======== DATA FOR THIS TASK
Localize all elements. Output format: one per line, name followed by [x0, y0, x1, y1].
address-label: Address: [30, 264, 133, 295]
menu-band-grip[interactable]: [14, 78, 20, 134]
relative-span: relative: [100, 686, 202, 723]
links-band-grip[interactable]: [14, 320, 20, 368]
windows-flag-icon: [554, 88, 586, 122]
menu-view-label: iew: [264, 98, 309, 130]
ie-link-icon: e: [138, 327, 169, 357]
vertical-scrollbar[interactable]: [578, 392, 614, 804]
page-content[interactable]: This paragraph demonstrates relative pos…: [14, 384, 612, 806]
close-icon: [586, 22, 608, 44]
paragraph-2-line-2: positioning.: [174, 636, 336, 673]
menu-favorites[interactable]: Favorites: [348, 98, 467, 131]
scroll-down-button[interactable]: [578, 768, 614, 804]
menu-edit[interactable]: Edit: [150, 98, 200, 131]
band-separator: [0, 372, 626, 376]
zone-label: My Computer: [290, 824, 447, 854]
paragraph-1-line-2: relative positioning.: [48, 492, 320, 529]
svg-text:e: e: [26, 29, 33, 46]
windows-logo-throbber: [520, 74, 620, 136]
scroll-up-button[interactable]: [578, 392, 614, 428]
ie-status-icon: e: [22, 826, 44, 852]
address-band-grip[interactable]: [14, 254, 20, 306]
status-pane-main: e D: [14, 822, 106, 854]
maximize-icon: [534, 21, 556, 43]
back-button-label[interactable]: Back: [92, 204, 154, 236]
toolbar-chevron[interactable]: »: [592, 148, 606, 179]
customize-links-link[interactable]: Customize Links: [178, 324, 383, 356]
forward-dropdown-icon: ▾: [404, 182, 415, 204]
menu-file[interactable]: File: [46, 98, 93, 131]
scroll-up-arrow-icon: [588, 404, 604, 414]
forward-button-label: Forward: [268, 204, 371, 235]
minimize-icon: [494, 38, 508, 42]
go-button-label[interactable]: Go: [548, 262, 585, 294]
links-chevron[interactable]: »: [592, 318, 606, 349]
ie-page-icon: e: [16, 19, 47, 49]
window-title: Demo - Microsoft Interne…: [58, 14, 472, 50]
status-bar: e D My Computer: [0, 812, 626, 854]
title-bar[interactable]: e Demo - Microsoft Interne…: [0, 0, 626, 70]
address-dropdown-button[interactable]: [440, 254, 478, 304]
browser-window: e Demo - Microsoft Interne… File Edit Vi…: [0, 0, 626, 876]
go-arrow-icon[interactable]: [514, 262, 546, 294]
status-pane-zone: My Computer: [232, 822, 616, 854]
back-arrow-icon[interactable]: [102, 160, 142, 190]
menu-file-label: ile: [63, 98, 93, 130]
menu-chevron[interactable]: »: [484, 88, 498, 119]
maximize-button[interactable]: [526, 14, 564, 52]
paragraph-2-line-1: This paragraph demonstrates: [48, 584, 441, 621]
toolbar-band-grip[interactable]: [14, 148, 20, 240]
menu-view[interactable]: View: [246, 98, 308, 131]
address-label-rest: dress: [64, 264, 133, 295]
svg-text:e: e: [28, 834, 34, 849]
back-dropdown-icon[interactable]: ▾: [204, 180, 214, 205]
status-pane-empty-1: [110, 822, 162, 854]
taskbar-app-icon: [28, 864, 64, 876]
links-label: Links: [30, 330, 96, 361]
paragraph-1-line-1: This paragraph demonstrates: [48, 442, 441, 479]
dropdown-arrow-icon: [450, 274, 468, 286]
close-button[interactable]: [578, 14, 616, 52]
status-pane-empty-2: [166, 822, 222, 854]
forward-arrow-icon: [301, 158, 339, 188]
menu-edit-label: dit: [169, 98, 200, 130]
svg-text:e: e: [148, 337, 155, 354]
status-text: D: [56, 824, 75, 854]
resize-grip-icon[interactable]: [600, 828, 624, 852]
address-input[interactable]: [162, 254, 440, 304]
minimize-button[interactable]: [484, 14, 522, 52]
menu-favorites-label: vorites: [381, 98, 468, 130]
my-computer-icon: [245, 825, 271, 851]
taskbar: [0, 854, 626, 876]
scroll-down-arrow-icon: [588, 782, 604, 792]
================
### EXERCISE:
Copy word for word the rows starting at the first one and ending at the row that contains "vertical-scrollbar[interactable]: [578, 392, 614, 804]", with both included.

### THE OUTPUT:
Localize all elements. Output format: one per line, name followed by [x0, y0, x1, y1].
address-label: Address: [30, 264, 133, 295]
menu-band-grip[interactable]: [14, 78, 20, 134]
relative-span: relative: [100, 686, 202, 723]
links-band-grip[interactable]: [14, 320, 20, 368]
windows-flag-icon: [554, 88, 586, 122]
menu-view-label: iew: [264, 98, 309, 130]
ie-link-icon: e: [138, 327, 169, 357]
vertical-scrollbar[interactable]: [578, 392, 614, 804]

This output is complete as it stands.